● **WHAT THE EXERCISE ASKS**
Exactly as given, repeat all of the entries.

(Records from a data collection)
━━━━━━━━━━━━━━━━
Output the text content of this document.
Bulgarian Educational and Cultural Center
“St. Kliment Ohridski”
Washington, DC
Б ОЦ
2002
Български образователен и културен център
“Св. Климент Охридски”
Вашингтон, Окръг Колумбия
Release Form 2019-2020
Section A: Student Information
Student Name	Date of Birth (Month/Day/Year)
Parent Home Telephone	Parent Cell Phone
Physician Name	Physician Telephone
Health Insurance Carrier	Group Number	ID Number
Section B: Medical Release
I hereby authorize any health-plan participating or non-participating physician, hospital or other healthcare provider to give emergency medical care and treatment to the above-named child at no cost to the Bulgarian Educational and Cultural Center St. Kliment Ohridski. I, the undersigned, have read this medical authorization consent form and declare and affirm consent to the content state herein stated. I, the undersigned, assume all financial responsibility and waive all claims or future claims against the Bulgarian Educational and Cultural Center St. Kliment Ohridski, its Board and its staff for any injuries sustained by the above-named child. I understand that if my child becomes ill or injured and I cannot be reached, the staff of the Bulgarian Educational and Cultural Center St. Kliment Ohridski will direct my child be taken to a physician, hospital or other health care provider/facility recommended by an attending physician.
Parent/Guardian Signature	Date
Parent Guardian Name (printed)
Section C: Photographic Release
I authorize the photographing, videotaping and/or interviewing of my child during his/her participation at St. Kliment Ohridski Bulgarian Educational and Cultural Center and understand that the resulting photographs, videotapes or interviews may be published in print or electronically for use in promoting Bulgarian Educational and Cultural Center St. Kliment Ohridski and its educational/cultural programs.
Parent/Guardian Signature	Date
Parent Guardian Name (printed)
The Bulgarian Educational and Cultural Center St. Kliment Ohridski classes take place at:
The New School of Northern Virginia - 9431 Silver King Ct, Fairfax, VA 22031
━━━━━━━━━━━━━━━━
● **RESULT FOR THIS EXERCISE**
Output the text content of this document.
Bulgarian Educational and Cultural Center
“St. Kliment Ohridski”
Washington, DC
Б ОЦ
2002
Български образователен и културен център
“Св. Климент Охридски”
Вашингтон, Окръг Колумбия
Release Form 2019-2020
Section A: Student Information
Student Name	Date of Birth (Month/Day/Year)
Parent Home Telephone	Parent Cell Phone
Physician Name	Physician Telephone
Health Insurance Carrier	Group Number	ID Number
Section B: Medical Release
I hereby authorize any health-plan participating or non-participating physician, hospital or other healthcare provider to give emergency medical care and treatment to the above-named child at no cost to the Bulgarian Educational and Cultural Center St. Kliment Ohridski. I, the undersigned, have read this medical authorization consent form and declare and affirm consent to the content state herein stated. I, the undersigned, assume all financial responsibility and waive all claims or future claims against the Bulgarian Educational and Cultural Center St. Kliment Ohridski, its Board and its staff for any injuries sustained by the above-named child. I understand that if my child becomes ill or injured and I cannot be reached, the staff of the Bulgarian Educational and Cultural Center St. Kliment Ohridski will direct my child be taken to a physician, hospital or other health care provider/facility recommended by an attending physician.
Parent/Guardian Signature	Date
Parent Guardian Name (printed)
Section C: Photographic Release
I authorize the photographing, videotaping and/or interviewing of my child during his/her participation at St. Kliment Ohridski Bulgarian Educational and Cultural Center and understand that the resulting photographs, videotapes or interviews may be published in print or electronically for use in promoting Bulgarian Educational and Cultural Center St. Kliment Ohridski and its educational/cultural programs.
Parent/Guardian Signature	Date
Parent Guardian Name (printed)
The Bulgarian Educational and Cultural Center St. Kliment Ohridski classes take place at:
The New School of Northern Virginia - 9431 Silver King Ct, Fairfax, VA 22031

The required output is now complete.